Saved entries
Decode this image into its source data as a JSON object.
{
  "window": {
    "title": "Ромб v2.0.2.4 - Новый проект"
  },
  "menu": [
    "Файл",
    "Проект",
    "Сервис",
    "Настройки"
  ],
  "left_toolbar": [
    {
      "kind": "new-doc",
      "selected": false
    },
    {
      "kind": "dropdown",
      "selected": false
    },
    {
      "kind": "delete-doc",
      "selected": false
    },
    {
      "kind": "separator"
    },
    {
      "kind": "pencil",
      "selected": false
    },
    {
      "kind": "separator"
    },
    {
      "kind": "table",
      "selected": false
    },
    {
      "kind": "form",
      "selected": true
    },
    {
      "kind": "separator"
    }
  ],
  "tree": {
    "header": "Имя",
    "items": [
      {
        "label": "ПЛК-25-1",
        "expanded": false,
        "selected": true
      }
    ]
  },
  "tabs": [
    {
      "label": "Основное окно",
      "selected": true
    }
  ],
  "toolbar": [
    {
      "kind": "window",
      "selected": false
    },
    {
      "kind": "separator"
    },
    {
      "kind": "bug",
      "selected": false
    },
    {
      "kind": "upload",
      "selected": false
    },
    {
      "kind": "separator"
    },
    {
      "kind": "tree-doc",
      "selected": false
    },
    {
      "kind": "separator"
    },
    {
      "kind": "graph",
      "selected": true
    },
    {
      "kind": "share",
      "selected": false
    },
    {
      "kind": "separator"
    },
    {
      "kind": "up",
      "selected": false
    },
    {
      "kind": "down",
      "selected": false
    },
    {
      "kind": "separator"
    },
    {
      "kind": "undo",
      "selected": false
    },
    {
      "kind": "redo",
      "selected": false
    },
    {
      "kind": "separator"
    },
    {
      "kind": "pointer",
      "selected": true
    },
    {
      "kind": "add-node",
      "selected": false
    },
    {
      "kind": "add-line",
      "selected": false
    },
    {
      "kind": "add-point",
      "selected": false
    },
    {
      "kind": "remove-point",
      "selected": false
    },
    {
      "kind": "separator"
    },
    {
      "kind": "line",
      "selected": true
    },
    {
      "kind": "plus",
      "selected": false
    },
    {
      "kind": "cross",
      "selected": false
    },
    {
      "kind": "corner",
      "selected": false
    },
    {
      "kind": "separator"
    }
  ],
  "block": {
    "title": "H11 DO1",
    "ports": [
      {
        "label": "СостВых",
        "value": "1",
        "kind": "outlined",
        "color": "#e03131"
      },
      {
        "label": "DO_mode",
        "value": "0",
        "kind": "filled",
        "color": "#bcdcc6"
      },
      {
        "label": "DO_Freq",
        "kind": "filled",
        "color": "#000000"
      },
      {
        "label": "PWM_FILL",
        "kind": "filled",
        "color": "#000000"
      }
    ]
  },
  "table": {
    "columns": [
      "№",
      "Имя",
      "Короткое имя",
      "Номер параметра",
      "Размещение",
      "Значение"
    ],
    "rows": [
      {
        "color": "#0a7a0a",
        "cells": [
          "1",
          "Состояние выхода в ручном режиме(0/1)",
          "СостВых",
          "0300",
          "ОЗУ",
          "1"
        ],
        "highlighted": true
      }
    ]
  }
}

▸ Exercise requirements
Reproduce every line above without error.

▸ Answer in full
Decode this image into its source data as a JSON object.
{
  "window": {
    "title": "Ромб v2.0.2.4 - Новый проект"
  },
  "menu": [
    "Файл",
    "Проект",
    "Сервис",
    "Настройки"
  ],
  "left_toolbar": [
    {
      "kind": "new-doc",
      "selected": false
    },
    {
      "kind": "dropdown",
      "selected": false
    },
    {
      "kind": "delete-doc",
      "selected": false
    },
    {
      "kind": "separator"
    },
    {
      "kind": "pencil",
      "selected": false
    },
    {
      "kind": "separator"
    },
    {
      "kind": "table",
      "selected": false
    },
    {
      "kind": "form",
      "selected": true
    },
    {
      "kind": "separator"
    }
  ],
  "tree": {
    "header": "Имя",
    "items": [
      {
        "label": "ПЛК-25-1",
        "expanded": false,
        "selected": true
      }
    ]
  },
  "tabs": [
    {
      "label": "Основное окно",
      "selected": true
    }
  ],
  "toolbar": [
    {
      "kind": "window",
      "selected": false
    },
    {
      "kind": "separator"
    },
    {
      "kind": "bug",
      "selected": false
    },
    {
      "kind": "upload",
      "selected": false
    },
    {
      "kind": "separator"
    },
    {
      "kind": "tree-doc",
      "selected": false
    },
    {
      "kind": "separator"
    },
    {
      "kind": "graph",
      "selected": true
    },
    {
      "kind": "share",
      "selected": false
    },
    {
      "kind": "separator"
    },
    {
      "kind": "up",
      "selected": false
    },
    {
      "kind": "down",
      "selected": false
    },
    {
      "kind": "separator"
    },
    {
      "kind": "undo",
      "selected": false
    },
    {
      "kind": "redo",
      "selected": false
    },
    {
      "kind": "separator"
    },
    {
      "kind": "pointer",
      "selected": true
    },
    {
      "kind": "add-node",
      "selected": false
    },
    {
      "kind": "add-line",
      "selected": false
    },
    {
      "kind": "add-point",
      "selected": false
    },
    {
      "kind": "remove-point",
      "selected": false
    },
    {
      "kind": "separator"
    },
    {
      "kind": "line",
      "selected": true
    },
    {
      "kind": "plus",
      "selected": false
    },
    {
      "kind": "cross",
      "selected": false
    },
    {
      "kind": "corner",
      "selected": false
    },
    {
      "kind": "separator"
    }
  ],
  "block": {
    "title": "H11 DO1",
    "ports": [
      {
        "label": "СостВых",
        "value": "1",
        "kind": "outlined",
        "color": "#e03131"
      },
      {
        "label": "DO_mode",
        "value": "0",
        "kind": "filled",
        "color": "#bcdcc6"
      },
      {
        "label": "DO_Freq",
        "kind": "filled",
        "color": "#000000"
      },
      {
        "label": "PWM_FILL",
        "kind": "filled",
        "color": "#000000"
      }
    ]
  },
  "table": {
    "columns": [
      "№",
      "Имя",
      "Короткое имя",
      "Номер параметра",
      "Размещение",
      "Значение"
    ],
    "rows": [
      {
        "color": "#0a7a0a",
        "cells": [
          "1",
          "Состояние выхода в ручном режиме(0/1)",
          "СостВых",
          "0300",
          "ОЗУ",
          "1"
        ],
        "highlighted": true
      }
    ]
  }
}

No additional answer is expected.